(Dataset rows)
----------
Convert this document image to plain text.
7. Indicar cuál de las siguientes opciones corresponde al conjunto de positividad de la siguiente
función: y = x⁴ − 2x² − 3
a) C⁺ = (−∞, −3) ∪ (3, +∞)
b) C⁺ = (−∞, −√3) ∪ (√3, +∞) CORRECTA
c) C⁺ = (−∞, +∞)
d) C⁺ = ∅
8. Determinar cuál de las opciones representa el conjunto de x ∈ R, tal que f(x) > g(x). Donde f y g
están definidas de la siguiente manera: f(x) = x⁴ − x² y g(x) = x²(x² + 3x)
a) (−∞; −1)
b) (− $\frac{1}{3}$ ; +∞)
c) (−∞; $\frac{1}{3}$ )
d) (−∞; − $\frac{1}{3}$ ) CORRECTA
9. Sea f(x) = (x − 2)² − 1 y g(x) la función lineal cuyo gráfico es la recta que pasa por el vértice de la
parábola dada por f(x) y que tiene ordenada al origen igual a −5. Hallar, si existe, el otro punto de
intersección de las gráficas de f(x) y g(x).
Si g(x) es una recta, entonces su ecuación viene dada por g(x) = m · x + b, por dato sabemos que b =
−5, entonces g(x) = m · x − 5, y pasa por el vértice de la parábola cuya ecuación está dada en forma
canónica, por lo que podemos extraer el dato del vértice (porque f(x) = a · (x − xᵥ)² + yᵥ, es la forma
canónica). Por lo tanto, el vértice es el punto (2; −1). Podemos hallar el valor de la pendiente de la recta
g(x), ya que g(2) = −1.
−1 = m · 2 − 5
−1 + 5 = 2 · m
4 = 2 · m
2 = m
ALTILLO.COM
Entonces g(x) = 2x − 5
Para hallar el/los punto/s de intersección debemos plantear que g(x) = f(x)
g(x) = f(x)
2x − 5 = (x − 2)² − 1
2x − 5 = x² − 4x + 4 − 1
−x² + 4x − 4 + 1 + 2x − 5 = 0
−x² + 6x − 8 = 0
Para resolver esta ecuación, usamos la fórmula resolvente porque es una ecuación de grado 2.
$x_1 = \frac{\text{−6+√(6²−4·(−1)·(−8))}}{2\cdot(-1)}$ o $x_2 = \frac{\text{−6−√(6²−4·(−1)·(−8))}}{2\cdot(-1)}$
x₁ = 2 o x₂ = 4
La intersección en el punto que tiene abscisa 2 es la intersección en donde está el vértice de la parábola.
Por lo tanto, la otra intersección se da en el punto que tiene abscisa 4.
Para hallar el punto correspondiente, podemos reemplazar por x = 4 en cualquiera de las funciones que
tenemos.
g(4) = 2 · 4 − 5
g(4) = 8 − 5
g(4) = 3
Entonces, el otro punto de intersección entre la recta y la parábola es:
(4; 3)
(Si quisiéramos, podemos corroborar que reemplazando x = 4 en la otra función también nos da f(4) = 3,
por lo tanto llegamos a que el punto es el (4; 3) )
----------
Exercise details: Each entry above is to be set down again in exactly the same words.

Output of the exercise:
Convert this document image to plain text.
7. Indicar cuál de las siguientes opciones corresponde al conjunto de positividad de la siguiente
función: y = x⁴ − 2x² − 3
a) C⁺ = (−∞, −3) ∪ (3, +∞)
b) C⁺ = (−∞, −√3) ∪ (√3, +∞) CORRECTA
c) C⁺ = (−∞, +∞)
d) C⁺ = ∅
8. Determinar cuál de las opciones representa el conjunto de x ∈ R, tal que f(x) > g(x). Donde f y g
están definidas de la siguiente manera: f(x) = x⁴ − x² y g(x) = x²(x² + 3x)
a) (−∞; −1)
b) (− $\frac{1}{3}$ ; +∞)
c) (−∞; $\frac{1}{3}$ )
d) (−∞; − $\frac{1}{3}$ ) CORRECTA
9. Sea f(x) = (x − 2)² − 1 y g(x) la función lineal cuyo gráfico es la recta que pasa por el vértice de la
parábola dada por f(x) y que tiene ordenada al origen igual a −5. Hallar, si existe, el otro punto de
intersección de las gráficas de f(x) y g(x).
Si g(x) es una recta, entonces su ecuación viene dada por g(x) = m · x + b, por dato sabemos que b =
−5, entonces g(x) = m · x − 5, y pasa por el vértice de la parábola cuya ecuación está dada en forma
canónica, por lo que podemos extraer el dato del vértice (porque f(x) = a · (x − xᵥ)² + yᵥ, es la forma
canónica). Por lo tanto, el vértice es el punto (2; −1). Podemos hallar el valor de la pendiente de la recta
g(x), ya que g(2) = −1.
−1 = m · 2 − 5
−1 + 5 = 2 · m
4 = 2 · m
2 = m
ALTILLO.COM
Entonces g(x) = 2x − 5
Para hallar el/los punto/s de intersección debemos plantear que g(x) = f(x)
g(x) = f(x)
2x − 5 = (x − 2)² − 1
2x − 5 = x² − 4x + 4 − 1
−x² + 4x − 4 + 1 + 2x − 5 = 0
−x² + 6x − 8 = 0
Para resolver esta ecuación, usamos la fórmula resolvente porque es una ecuación de grado 2.
$x_1 = \frac{\text{−6+√(6²−4·(−1)·(−8))}}{2\cdot(-1)}$ o $x_2 = \frac{\text{−6−√(6²−4·(−1)·(−8))}}{2\cdot(-1)}$
x₁ = 2 o x₂ = 4
La intersección en el punto que tiene abscisa 2 es la intersección en donde está el vértice de la parábola.
Por lo tanto, la otra intersección se da en el punto que tiene abscisa 4.
Para hallar el punto correspondiente, podemos reemplazar por x = 4 en cualquiera de las funciones que
tenemos.
g(4) = 2 · 4 − 5
g(4) = 8 − 5
g(4) = 3
Entonces, el otro punto de intersección entre la recta y la parábola es:
(4; 3)
(Si quisiéramos, podemos corroborar que reemplazando x = 4 en la otra función también nos da f(4) = 3,
por lo tanto llegamos a que el punto es el (4; 3) )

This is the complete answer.